-- START --

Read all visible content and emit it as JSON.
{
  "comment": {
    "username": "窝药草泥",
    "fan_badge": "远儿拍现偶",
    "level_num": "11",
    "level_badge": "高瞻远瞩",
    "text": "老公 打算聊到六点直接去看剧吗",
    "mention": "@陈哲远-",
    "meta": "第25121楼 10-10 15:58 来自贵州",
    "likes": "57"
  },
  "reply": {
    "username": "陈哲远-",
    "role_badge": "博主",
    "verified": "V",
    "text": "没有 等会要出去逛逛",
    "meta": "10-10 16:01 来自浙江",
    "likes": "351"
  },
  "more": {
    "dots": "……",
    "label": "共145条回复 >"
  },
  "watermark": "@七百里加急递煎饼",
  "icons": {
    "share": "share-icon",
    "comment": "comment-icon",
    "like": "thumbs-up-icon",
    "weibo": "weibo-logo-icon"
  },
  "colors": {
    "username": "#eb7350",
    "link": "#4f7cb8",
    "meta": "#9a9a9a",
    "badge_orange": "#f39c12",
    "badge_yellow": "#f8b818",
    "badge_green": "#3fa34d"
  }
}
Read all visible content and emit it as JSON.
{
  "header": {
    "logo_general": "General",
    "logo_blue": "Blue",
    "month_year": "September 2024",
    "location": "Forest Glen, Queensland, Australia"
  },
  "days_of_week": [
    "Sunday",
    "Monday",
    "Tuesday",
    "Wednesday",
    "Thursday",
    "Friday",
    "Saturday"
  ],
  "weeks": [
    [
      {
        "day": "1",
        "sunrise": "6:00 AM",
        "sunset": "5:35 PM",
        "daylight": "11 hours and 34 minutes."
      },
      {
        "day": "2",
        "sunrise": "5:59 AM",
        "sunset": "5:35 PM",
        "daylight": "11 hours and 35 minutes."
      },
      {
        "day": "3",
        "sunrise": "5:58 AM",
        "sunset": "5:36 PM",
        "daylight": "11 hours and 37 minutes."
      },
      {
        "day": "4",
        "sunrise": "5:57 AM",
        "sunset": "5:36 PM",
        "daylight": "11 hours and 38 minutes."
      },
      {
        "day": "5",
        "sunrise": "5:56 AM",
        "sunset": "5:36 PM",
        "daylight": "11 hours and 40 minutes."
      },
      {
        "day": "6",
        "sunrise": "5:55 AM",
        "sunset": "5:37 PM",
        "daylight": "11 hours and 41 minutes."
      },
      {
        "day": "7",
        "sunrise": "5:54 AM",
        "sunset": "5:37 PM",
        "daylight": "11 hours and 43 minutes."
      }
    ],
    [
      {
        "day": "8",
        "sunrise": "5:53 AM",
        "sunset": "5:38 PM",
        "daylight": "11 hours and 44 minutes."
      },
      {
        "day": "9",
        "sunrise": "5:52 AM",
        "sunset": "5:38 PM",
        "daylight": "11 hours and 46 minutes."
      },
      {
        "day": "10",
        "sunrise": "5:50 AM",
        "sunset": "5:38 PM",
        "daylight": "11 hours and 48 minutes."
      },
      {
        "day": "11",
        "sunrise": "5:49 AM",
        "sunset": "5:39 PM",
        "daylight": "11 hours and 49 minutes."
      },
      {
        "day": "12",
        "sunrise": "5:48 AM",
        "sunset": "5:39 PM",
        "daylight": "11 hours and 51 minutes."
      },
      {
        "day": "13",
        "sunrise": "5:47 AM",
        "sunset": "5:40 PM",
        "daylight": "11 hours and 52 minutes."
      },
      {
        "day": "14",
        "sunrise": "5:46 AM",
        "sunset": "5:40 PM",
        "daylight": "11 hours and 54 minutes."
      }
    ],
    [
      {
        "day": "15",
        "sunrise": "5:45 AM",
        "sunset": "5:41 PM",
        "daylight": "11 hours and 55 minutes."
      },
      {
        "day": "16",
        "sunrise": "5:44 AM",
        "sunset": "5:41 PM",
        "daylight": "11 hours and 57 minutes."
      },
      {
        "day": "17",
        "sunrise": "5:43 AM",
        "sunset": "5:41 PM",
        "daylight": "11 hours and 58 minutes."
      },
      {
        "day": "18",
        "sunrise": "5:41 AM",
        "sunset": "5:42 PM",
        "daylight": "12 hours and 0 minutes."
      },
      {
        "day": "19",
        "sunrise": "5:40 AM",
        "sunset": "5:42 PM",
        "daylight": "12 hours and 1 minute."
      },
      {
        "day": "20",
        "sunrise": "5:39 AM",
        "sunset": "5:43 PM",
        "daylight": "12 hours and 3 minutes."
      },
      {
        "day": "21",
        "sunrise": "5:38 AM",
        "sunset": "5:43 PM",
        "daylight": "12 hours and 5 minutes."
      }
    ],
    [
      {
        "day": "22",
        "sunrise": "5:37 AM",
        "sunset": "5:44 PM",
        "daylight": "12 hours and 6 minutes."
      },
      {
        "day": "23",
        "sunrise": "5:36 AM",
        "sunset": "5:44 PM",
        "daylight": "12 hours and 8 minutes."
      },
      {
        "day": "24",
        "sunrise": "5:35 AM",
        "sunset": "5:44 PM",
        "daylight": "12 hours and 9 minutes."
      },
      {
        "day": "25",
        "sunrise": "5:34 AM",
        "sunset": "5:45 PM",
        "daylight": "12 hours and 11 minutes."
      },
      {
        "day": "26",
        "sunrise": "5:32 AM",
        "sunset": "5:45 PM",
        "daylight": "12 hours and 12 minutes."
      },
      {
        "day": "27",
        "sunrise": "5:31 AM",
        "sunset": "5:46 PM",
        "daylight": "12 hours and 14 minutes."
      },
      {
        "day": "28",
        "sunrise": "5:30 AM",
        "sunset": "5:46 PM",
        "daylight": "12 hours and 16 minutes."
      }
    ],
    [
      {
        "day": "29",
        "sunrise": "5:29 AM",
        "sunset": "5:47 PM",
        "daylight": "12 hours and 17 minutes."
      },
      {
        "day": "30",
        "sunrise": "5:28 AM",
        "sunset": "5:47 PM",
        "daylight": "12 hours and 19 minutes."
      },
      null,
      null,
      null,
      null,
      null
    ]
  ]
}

-- END --

> Work to do
What is the number of lines that contain "meta"? Reply with that number alone.

> Solved exercise
3